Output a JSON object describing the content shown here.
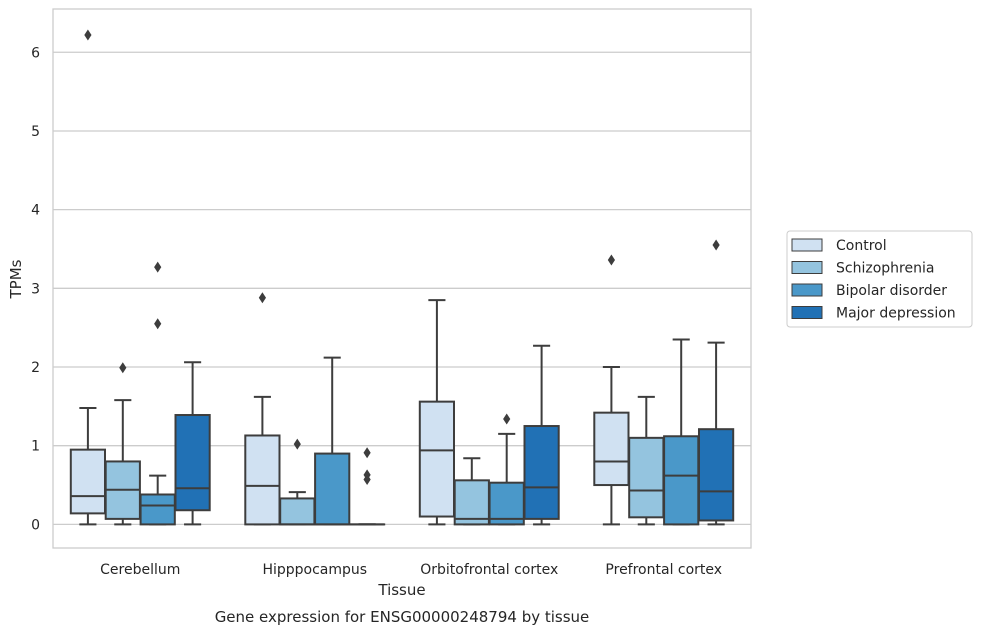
{
  "chart_data": {
    "type": "box",
    "title": "",
    "caption": "Gene expression for ENSG00000248794 by tissue",
    "xlabel": "Tissue",
    "ylabel": "TPMs",
    "ylim": [
      -0.3,
      6.55
    ],
    "yticks": [
      0,
      1,
      2,
      3,
      4,
      5,
      6
    ],
    "grid": "horizontal",
    "legend_position": "right",
    "categories": [
      "Cerebellum",
      "Hipppocampus",
      "Orbitofrontal cortex",
      "Prefrontal cortex"
    ],
    "series": [
      {
        "name": "Control",
        "color": "#d0e1f2",
        "boxes": [
          {
            "whislo": 0,
            "q1": 0.14,
            "med": 0.36,
            "q3": 0.95,
            "whishi": 1.48,
            "fliers": [
              6.22
            ]
          },
          {
            "whislo": 0,
            "q1": 0,
            "med": 0.49,
            "q3": 1.13,
            "whishi": 1.62,
            "fliers": [
              2.88
            ]
          },
          {
            "whislo": 0,
            "q1": 0.1,
            "med": 0.94,
            "q3": 1.56,
            "whishi": 2.85,
            "fliers": []
          },
          {
            "whislo": 0,
            "q1": 0.5,
            "med": 0.8,
            "q3": 1.42,
            "whishi": 2.0,
            "fliers": [
              3.36
            ]
          }
        ]
      },
      {
        "name": "Schizophrenia",
        "color": "#94c4df",
        "boxes": [
          {
            "whislo": 0,
            "q1": 0.07,
            "med": 0.44,
            "q3": 0.8,
            "whishi": 1.58,
            "fliers": [
              1.99
            ]
          },
          {
            "whislo": 0,
            "q1": 0,
            "med": 0,
            "q3": 0.33,
            "whishi": 0.41,
            "fliers": [
              1.02
            ]
          },
          {
            "whislo": 0,
            "q1": 0,
            "med": 0.07,
            "q3": 0.56,
            "whishi": 0.84,
            "fliers": []
          },
          {
            "whislo": 0,
            "q1": 0.09,
            "med": 0.43,
            "q3": 1.1,
            "whishi": 1.62,
            "fliers": []
          }
        ]
      },
      {
        "name": "Bipolar disorder",
        "color": "#4a98c9",
        "boxes": [
          {
            "whislo": 0,
            "q1": 0,
            "med": 0.24,
            "q3": 0.38,
            "whishi": 0.62,
            "fliers": [
              2.55,
              3.27
            ]
          },
          {
            "whislo": 0,
            "q1": 0,
            "med": 0,
            "q3": 0.9,
            "whishi": 2.12,
            "fliers": []
          },
          {
            "whislo": 0,
            "q1": 0,
            "med": 0.07,
            "q3": 0.53,
            "whishi": 1.15,
            "fliers": [
              1.34
            ]
          },
          {
            "whislo": 0,
            "q1": 0,
            "med": 0.62,
            "q3": 1.12,
            "whishi": 2.35,
            "fliers": []
          }
        ]
      },
      {
        "name": "Major depression",
        "color": "#2171b5",
        "boxes": [
          {
            "whislo": 0,
            "q1": 0.18,
            "med": 0.46,
            "q3": 1.39,
            "whishi": 2.06,
            "fliers": []
          },
          {
            "whislo": 0,
            "q1": 0,
            "med": 0,
            "q3": 0,
            "whishi": 0,
            "fliers": [
              0.57,
              0.63,
              0.91
            ]
          },
          {
            "whislo": 0,
            "q1": 0.07,
            "med": 0.47,
            "q3": 1.25,
            "whishi": 2.27,
            "fliers": []
          },
          {
            "whislo": 0,
            "q1": 0.05,
            "med": 0.42,
            "q3": 1.21,
            "whishi": 2.31,
            "fliers": [
              3.55
            ]
          }
        ]
      }
    ]
  }
}
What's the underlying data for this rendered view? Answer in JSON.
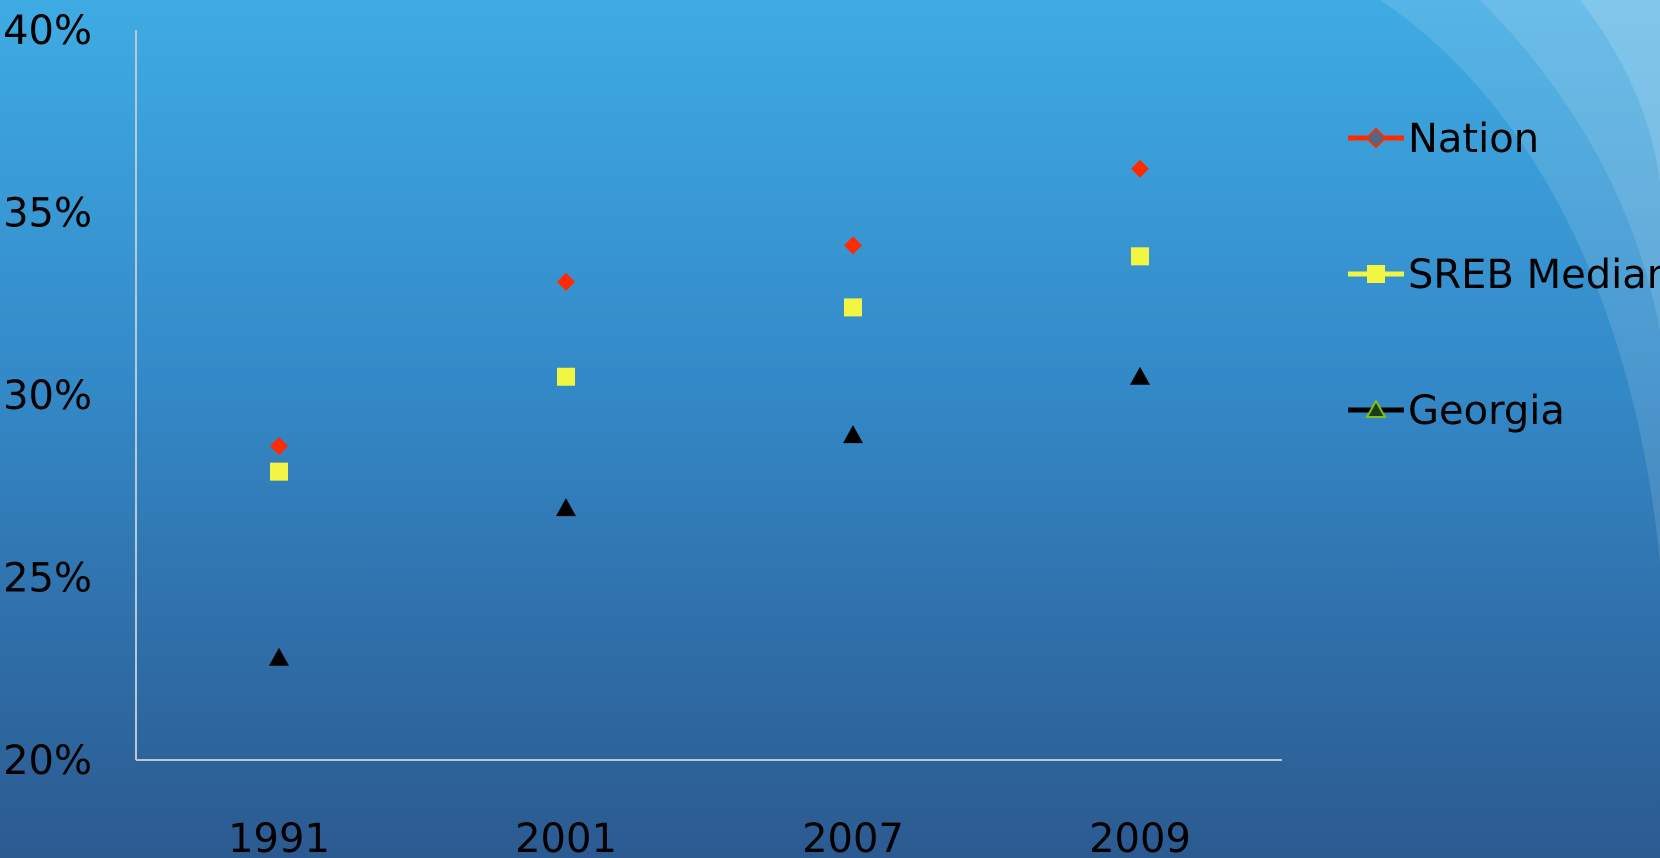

▶ TASK TO CARRY OUT:
Copy all the records above exactly, but leave out the pictures.

▶ ANSWER:
Output a JSON object describing the content shown here.
{
  "chart_data": {
    "type": "box",
    "title": "",
    "caption": "Gene expression for ENSG00000248794 by tissue",
    "xlabel": "Tissue",
    "ylabel": "TPMs",
    "ylim": [
      -0.3,
      6.55
    ],
    "yticks": [
      0,
      1,
      2,
      3,
      4,
      5,
      6
    ],
    "grid": "horizontal",
    "legend_position": "right",
    "categories": [
      "Cerebellum",
      "Hipppocampus",
      "Orbitofrontal cortex",
      "Prefrontal cortex"
    ],
    "series": [
      {
        "name": "Control",
        "color": "#d0e1f2",
        "boxes": [
          {
            "whislo": 0,
            "q1": 0.14,
            "med": 0.36,
            "q3": 0.95,
            "whishi": 1.48,
            "fliers": [
              6.22
            ]
          },
          {
            "whislo": 0,
            "q1": 0,
            "med": 0.49,
            "q3": 1.13,
            "whishi": 1.62,
            "fliers": [
              2.88
            ]
          },
          {
            "whislo": 0,
            "q1": 0.1,
            "med": 0.94,
            "q3": 1.56,
            "whishi": 2.85,
            "fliers": []
          },
          {
            "whislo": 0,
            "q1": 0.5,
            "med": 0.8,
            "q3": 1.42,
            "whishi": 2.0,
            "fliers": [
              3.36
            ]
          }
        ]
      },
      {
        "name": "Schizophrenia",
        "color": "#94c4df",
        "boxes": [
          {
            "whislo": 0,
            "q1": 0.07,
            "med": 0.44,
            "q3": 0.8,
            "whishi": 1.58,
            "fliers": [
              1.99
            ]
          },
          {
            "whislo": 0,
            "q1": 0,
            "med": 0,
            "q3": 0.33,
            "whishi": 0.41,
            "fliers": [
              1.02
            ]
          },
          {
            "whislo": 0,
            "q1": 0,
            "med": 0.07,
            "q3": 0.56,
            "whishi": 0.84,
            "fliers": []
          },
          {
            "whislo": 0,
            "q1": 0.09,
            "med": 0.43,
            "q3": 1.1,
            "whishi": 1.62,
            "fliers": []
          }
        ]
      },
      {
        "name": "Bipolar disorder",
        "color": "#4a98c9",
        "boxes": [
          {
            "whislo": 0,
            "q1": 0,
            "med": 0.24,
            "q3": 0.38,
            "whishi": 0.62,
            "fliers": [
              2.55,
              3.27
            ]
          },
          {
            "whislo": 0,
            "q1": 0,
            "med": 0,
            "q3": 0.9,
            "whishi": 2.12,
            "fliers": []
          },
          {
            "whislo": 0,
            "q1": 0,
            "med": 0.07,
            "q3": 0.53,
            "whishi": 1.15,
            "fliers": [
              1.34
            ]
          },
          {
            "whislo": 0,
            "q1": 0,
            "med": 0.62,
            "q3": 1.12,
            "whishi": 2.35,
            "fliers": []
          }
        ]
      },
      {
        "name": "Major depression",
        "color": "#2171b5",
        "boxes": [
          {
            "whislo": 0,
            "q1": 0.18,
            "med": 0.46,
            "q3": 1.39,
            "whishi": 2.06,
            "fliers": []
          },
          {
            "whislo": 0,
            "q1": 0,
            "med": 0,
            "q3": 0,
            "whishi": 0,
            "fliers": [
              0.57,
              0.63,
              0.91
            ]
          },
          {
            "whislo": 0,
            "q1": 0.07,
            "med": 0.47,
            "q3": 1.25,
            "whishi": 2.27,
            "fliers": []
          },
          {
            "whislo": 0,
            "q1": 0.05,
            "med": 0.42,
            "q3": 1.21,
            "whishi": 2.31,
            "fliers": [
              3.55
            ]
          }
        ]
      }
    ]
  }
}
What's the underlying data for this rendered view? Answer in JSON.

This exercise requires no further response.